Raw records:
* start *
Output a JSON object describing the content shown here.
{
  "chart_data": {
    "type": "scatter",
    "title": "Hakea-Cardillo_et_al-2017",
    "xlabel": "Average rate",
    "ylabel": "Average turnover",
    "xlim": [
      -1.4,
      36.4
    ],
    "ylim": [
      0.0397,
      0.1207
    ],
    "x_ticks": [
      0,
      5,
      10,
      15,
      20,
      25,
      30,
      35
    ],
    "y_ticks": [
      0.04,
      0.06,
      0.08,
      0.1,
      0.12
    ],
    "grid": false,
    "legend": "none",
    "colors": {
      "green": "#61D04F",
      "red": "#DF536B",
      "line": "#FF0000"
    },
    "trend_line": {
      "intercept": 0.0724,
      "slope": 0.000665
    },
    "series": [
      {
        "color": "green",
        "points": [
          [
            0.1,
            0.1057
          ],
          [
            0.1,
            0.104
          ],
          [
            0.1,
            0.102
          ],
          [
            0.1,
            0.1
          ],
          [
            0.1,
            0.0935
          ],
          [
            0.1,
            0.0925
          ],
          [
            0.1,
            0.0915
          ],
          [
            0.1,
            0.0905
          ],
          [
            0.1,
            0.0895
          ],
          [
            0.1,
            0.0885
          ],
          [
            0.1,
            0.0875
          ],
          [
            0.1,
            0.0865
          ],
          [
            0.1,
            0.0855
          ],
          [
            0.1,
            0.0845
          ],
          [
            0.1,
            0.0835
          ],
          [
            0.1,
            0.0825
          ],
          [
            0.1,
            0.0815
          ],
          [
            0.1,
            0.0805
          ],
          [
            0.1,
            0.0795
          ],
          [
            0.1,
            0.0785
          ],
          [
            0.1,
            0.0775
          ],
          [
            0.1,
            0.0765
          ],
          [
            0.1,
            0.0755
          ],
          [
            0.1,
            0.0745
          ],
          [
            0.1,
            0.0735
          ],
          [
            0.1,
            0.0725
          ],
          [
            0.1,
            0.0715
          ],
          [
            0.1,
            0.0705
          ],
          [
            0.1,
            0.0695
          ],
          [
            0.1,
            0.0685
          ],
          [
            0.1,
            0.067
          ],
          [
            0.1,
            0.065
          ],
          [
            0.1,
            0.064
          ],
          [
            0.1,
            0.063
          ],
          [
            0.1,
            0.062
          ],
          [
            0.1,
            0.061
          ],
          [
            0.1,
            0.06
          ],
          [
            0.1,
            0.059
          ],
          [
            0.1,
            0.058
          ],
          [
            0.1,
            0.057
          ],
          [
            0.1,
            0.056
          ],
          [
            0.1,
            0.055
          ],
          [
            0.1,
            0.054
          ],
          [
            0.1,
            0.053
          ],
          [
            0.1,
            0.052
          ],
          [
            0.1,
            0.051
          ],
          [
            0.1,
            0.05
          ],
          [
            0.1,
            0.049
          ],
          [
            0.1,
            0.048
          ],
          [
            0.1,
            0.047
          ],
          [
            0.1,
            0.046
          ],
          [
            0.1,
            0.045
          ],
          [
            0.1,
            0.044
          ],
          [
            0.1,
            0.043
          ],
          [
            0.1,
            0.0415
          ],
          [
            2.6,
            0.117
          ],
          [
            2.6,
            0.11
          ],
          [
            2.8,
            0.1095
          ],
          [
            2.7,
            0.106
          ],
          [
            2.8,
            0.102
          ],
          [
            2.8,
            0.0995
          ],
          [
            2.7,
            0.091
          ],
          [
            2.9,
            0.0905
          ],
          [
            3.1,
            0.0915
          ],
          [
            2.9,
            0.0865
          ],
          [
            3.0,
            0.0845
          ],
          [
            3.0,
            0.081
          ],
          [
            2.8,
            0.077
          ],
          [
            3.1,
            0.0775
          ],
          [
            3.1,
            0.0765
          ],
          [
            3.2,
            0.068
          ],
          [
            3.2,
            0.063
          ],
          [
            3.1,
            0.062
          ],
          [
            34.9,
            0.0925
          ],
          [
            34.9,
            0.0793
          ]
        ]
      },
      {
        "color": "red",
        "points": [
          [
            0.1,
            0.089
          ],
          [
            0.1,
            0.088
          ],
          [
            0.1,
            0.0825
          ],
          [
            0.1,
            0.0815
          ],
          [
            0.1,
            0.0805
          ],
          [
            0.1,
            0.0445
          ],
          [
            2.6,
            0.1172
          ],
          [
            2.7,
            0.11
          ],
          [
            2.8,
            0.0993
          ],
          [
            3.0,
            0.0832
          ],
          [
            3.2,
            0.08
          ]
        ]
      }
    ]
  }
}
* end *
* start *
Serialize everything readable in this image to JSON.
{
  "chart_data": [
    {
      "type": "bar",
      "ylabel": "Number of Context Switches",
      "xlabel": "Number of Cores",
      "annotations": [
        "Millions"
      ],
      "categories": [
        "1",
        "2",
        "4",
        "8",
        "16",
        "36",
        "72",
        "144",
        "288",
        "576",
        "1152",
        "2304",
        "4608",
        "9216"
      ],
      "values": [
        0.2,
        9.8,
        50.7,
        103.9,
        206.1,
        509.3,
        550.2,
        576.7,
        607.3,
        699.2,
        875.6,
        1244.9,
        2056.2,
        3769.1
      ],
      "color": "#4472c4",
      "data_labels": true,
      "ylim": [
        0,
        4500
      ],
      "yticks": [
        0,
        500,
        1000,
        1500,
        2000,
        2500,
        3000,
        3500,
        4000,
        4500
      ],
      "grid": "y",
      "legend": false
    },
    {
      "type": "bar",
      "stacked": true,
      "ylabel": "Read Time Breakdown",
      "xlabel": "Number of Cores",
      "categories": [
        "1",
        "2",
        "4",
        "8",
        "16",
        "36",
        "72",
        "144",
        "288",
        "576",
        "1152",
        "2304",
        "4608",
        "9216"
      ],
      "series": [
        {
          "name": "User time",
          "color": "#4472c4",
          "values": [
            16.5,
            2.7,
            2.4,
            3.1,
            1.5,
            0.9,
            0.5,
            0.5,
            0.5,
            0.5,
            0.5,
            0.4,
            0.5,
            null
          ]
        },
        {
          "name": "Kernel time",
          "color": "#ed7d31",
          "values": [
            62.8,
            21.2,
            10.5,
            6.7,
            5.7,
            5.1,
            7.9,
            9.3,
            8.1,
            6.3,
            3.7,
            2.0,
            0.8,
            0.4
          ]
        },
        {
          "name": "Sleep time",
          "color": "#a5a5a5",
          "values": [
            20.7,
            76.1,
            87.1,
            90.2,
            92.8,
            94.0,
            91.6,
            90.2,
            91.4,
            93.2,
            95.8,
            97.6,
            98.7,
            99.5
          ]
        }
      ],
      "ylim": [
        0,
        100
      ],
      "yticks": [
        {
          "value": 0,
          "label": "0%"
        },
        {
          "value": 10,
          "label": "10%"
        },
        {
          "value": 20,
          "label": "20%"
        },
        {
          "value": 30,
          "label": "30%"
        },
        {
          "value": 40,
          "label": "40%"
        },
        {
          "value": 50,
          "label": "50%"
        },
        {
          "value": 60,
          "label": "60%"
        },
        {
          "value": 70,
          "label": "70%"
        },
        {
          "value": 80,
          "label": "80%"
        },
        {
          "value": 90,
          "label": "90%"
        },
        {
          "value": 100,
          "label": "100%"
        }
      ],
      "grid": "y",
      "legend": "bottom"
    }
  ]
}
* end *
Each line containing "name" counts once; state the total number of such lines and nothing else.

RESULT FOR THIS EXERCISE:
3